- [SHORT EXERCISE]:
Transcribe each record exactly. Include every one.

(Figure record extracts)
⁂
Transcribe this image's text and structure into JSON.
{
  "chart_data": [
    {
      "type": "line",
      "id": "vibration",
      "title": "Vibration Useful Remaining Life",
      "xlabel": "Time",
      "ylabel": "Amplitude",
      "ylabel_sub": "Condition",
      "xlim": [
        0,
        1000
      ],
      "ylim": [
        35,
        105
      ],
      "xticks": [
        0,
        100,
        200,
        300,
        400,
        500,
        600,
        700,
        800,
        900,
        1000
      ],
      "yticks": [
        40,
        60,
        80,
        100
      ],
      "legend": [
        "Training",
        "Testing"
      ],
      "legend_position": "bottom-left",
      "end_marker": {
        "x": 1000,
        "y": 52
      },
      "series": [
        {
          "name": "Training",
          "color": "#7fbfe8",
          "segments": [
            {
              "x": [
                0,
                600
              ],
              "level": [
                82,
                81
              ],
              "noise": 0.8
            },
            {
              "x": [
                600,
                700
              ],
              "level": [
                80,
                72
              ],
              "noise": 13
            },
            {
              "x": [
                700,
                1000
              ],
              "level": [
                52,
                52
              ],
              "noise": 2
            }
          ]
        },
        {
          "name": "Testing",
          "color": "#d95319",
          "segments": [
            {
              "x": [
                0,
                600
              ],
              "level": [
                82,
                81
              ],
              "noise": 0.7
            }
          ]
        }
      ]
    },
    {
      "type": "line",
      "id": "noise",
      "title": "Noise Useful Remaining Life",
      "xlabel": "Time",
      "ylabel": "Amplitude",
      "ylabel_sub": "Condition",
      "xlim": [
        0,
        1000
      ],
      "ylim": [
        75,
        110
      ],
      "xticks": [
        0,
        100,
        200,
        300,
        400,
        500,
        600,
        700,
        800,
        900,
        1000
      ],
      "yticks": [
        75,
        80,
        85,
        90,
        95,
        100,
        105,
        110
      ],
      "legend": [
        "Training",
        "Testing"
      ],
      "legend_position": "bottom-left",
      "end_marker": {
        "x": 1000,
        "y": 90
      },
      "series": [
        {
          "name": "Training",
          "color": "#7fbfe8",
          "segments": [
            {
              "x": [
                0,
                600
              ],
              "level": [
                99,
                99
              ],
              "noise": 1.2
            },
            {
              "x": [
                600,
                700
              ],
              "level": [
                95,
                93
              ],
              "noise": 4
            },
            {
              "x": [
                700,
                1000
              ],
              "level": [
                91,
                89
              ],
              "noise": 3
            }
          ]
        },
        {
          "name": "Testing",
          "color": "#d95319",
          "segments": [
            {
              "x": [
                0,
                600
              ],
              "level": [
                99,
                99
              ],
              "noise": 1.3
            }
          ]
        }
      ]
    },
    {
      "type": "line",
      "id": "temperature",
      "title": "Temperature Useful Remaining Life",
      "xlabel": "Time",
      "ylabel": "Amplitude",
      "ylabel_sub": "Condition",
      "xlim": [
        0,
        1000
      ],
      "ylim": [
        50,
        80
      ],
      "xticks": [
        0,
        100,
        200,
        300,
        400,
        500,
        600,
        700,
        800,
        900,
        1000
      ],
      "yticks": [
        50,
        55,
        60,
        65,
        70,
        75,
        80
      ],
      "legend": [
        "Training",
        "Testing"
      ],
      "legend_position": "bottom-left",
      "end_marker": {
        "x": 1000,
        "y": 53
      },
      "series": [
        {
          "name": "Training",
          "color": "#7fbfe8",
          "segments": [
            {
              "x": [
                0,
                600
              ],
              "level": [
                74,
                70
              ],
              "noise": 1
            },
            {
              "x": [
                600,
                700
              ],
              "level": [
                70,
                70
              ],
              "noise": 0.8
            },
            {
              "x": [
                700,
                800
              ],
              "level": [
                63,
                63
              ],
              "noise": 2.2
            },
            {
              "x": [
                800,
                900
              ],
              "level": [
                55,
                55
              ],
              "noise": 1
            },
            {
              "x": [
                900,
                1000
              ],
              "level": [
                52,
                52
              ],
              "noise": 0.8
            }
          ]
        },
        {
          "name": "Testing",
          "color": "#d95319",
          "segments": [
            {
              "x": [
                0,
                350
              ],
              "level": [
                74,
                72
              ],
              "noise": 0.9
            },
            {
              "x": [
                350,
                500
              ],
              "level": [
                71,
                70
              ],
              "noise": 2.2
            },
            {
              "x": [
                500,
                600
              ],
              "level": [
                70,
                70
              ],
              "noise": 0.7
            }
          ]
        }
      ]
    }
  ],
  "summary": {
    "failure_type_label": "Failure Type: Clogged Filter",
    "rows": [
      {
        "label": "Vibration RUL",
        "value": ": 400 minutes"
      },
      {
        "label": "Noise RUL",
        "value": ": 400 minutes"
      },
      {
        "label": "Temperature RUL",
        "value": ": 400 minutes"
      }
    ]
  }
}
⁂
- [WRITTEN ANSWER]:
Transcribe this image's text and structure into JSON.
{
  "chart_data": [
    {
      "type": "line",
      "id": "vibration",
      "title": "Vibration Useful Remaining Life",
      "xlabel": "Time",
      "ylabel": "Amplitude",
      "ylabel_sub": "Condition",
      "xlim": [
        0,
        1000
      ],
      "ylim": [
        35,
        105
      ],
      "xticks": [
        0,
        100,
        200,
        300,
        400,
        500,
        600,
        700,
        800,
        900,
        1000
      ],
      "yticks": [
        40,
        60,
        80,
        100
      ],
      "legend": [
        "Training",
        "Testing"
      ],
      "legend_position": "bottom-left",
      "end_marker": {
        "x": 1000,
        "y": 52
      },
      "series": [
        {
          "name": "Training",
          "color": "#7fbfe8",
          "segments": [
            {
              "x": [
                0,
                600
              ],
              "level": [
                82,
                81
              ],
              "noise": 0.8
            },
            {
              "x": [
                600,
                700
              ],
              "level": [
                80,
                72
              ],
              "noise": 13
            },
            {
              "x": [
                700,
                1000
              ],
              "level": [
                52,
                52
              ],
              "noise": 2
            }
          ]
        },
        {
          "name": "Testing",
          "color": "#d95319",
          "segments": [
            {
              "x": [
                0,
                600
              ],
              "level": [
                82,
                81
              ],
              "noise": 0.7
            }
          ]
        }
      ]
    },
    {
      "type": "line",
      "id": "noise",
      "title": "Noise Useful Remaining Life",
      "xlabel": "Time",
      "ylabel": "Amplitude",
      "ylabel_sub": "Condition",
      "xlim": [
        0,
        1000
      ],
      "ylim": [
        75,
        110
      ],
      "xticks": [
        0,
        100,
        200,
        300,
        400,
        500,
        600,
        700,
        800,
        900,
        1000
      ],
      "yticks": [
        75,
        80,
        85,
        90,
        95,
        100,
        105,
        110
      ],
      "legend": [
        "Training",
        "Testing"
      ],
      "legend_position": "bottom-left",
      "end_marker": {
        "x": 1000,
        "y": 90
      },
      "series": [
        {
          "name": "Training",
          "color": "#7fbfe8",
          "segments": [
            {
              "x": [
                0,
                600
              ],
              "level": [
                99,
                99
              ],
              "noise": 1.2
            },
            {
              "x": [
                600,
                700
              ],
              "level": [
                95,
                93
              ],
              "noise": 4
            },
            {
              "x": [
                700,
                1000
              ],
              "level": [
                91,
                89
              ],
              "noise": 3
            }
          ]
        },
        {
          "name": "Testing",
          "color": "#d95319",
          "segments": [
            {
              "x": [
                0,
                600
              ],
              "level": [
                99,
                99
              ],
              "noise": 1.3
            }
          ]
        }
      ]
    },
    {
      "type": "line",
      "id": "temperature",
      "title": "Temperature Useful Remaining Life",
      "xlabel": "Time",
      "ylabel": "Amplitude",
      "ylabel_sub": "Condition",
      "xlim": [
        0,
        1000
      ],
      "ylim": [
        50,
        80
      ],
      "xticks": [
        0,
        100,
        200,
        300,
        400,
        500,
        600,
        700,
        800,
        900,
        1000
      ],
      "yticks": [
        50,
        55,
        60,
        65,
        70,
        75,
        80
      ],
      "legend": [
        "Training",
        "Testing"
      ],
      "legend_position": "bottom-left",
      "end_marker": {
        "x": 1000,
        "y": 53
      },
      "series": [
        {
          "name": "Training",
          "color": "#7fbfe8",
          "segments": [
            {
              "x": [
                0,
                600
              ],
              "level": [
                74,
                70
              ],
              "noise": 1
            },
            {
              "x": [
                600,
                700
              ],
              "level": [
                70,
                70
              ],
              "noise": 0.8
            },
            {
              "x": [
                700,
                800
              ],
              "level": [
                63,
                63
              ],
              "noise": 2.2
            },
            {
              "x": [
                800,
                900
              ],
              "level": [
                55,
                55
              ],
              "noise": 1
            },
            {
              "x": [
                900,
                1000
              ],
              "level": [
                52,
                52
              ],
              "noise": 0.8
            }
          ]
        },
        {
          "name": "Testing",
          "color": "#d95319",
          "segments": [
            {
              "x": [
                0,
                350
              ],
              "level": [
                74,
                72
              ],
              "noise": 0.9
            },
            {
              "x": [
                350,
                500
              ],
              "level": [
                71,
                70
              ],
              "noise": 2.2
            },
            {
              "x": [
                500,
                600
              ],
              "level": [
                70,
                70
              ],
              "noise": 0.7
            }
          ]
        }
      ]
    }
  ],
  "summary": {
    "failure_type_label": "Failure Type: Clogged Filter",
    "rows": [
      {
        "label": "Vibration RUL",
        "value": ": 400 minutes"
      },
      {
        "label": "Noise RUL",
        "value": ": 400 minutes"
      },
      {
        "label": "Temperature RUL",
        "value": ": 400 minutes"
      }
    ]
  }
}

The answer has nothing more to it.